--- GOAL ---
Below is some material; transcribe all of it exactly.

--- PROVIDED INFORMATION ---

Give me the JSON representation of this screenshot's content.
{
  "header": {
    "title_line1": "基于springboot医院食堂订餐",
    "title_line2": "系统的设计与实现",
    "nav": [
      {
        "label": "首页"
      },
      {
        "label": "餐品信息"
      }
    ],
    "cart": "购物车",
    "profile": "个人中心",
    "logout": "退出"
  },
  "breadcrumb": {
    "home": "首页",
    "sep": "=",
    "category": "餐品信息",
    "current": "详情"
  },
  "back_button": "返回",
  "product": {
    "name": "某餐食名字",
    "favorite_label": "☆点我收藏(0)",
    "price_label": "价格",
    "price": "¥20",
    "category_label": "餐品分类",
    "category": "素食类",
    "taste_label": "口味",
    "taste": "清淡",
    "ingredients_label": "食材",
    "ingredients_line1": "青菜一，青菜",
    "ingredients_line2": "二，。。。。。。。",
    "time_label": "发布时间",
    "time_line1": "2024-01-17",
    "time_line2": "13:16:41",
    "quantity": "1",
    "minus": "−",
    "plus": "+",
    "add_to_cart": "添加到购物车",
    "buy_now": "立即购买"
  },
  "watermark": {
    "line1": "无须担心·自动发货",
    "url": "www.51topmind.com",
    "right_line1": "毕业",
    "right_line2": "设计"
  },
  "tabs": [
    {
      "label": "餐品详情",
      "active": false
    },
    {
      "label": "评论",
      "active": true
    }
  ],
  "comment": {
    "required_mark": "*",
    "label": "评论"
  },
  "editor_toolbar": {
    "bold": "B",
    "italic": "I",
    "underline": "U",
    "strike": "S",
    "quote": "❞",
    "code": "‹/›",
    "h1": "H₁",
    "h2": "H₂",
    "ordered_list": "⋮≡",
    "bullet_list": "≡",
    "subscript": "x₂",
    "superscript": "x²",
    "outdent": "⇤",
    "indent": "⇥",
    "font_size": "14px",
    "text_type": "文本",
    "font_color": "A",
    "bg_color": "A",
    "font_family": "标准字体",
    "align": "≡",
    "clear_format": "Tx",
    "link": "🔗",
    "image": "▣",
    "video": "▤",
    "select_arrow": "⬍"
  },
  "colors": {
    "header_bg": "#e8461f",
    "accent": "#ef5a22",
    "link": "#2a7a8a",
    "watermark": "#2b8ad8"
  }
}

--- FULL RESPONSE ---
Give me the JSON representation of this screenshot's content.
{
  "header": {
    "title_line1": "基于springboot医院食堂订餐",
    "title_line2": "系统的设计与实现",
    "nav": [
      {
        "label": "首页"
      },
      {
        "label": "餐品信息"
      }
    ],
    "cart": "购物车",
    "profile": "个人中心",
    "logout": "退出"
  },
  "breadcrumb": {
    "home": "首页",
    "sep": "=",
    "category": "餐品信息",
    "current": "详情"
  },
  "back_button": "返回",
  "product": {
    "name": "某餐食名字",
    "favorite_label": "☆点我收藏(0)",
    "price_label": "价格",
    "price": "¥20",
    "category_label": "餐品分类",
    "category": "素食类",
    "taste_label": "口味",
    "taste": "清淡",
    "ingredients_label": "食材",
    "ingredients_line1": "青菜一，青菜",
    "ingredients_line2": "二，。。。。。。。",
    "time_label": "发布时间",
    "time_line1": "2024-01-17",
    "time_line2": "13:16:41",
    "quantity": "1",
    "minus": "−",
    "plus": "+",
    "add_to_cart": "添加到购物车",
    "buy_now": "立即购买"
  },
  "watermark": {
    "line1": "无须担心·自动发货",
    "url": "www.51topmind.com",
    "right_line1": "毕业",
    "right_line2": "设计"
  },
  "tabs": [
    {
      "label": "餐品详情",
      "active": false
    },
    {
      "label": "评论",
      "active": true
    }
  ],
  "comment": {
    "required_mark": "*",
    "label": "评论"
  },
  "editor_toolbar": {
    "bold": "B",
    "italic": "I",
    "underline": "U",
    "strike": "S",
    "quote": "❞",
    "code": "‹/›",
    "h1": "H₁",
    "h2": "H₂",
    "ordered_list": "⋮≡",
    "bullet_list": "≡",
    "subscript": "x₂",
    "superscript": "x²",
    "outdent": "⇤",
    "indent": "⇥",
    "font_size": "14px",
    "text_type": "文本",
    "font_color": "A",
    "bg_color": "A",
    "font_family": "标准字体",
    "align": "≡",
    "clear_format": "Tx",
    "link": "🔗",
    "image": "▣",
    "video": "▤",
    "select_arrow": "⬍"
  },
  "colors": {
    "header_bg": "#e8461f",
    "accent": "#ef5a22",
    "link": "#2a7a8a",
    "watermark": "#2b8ad8"
  }
}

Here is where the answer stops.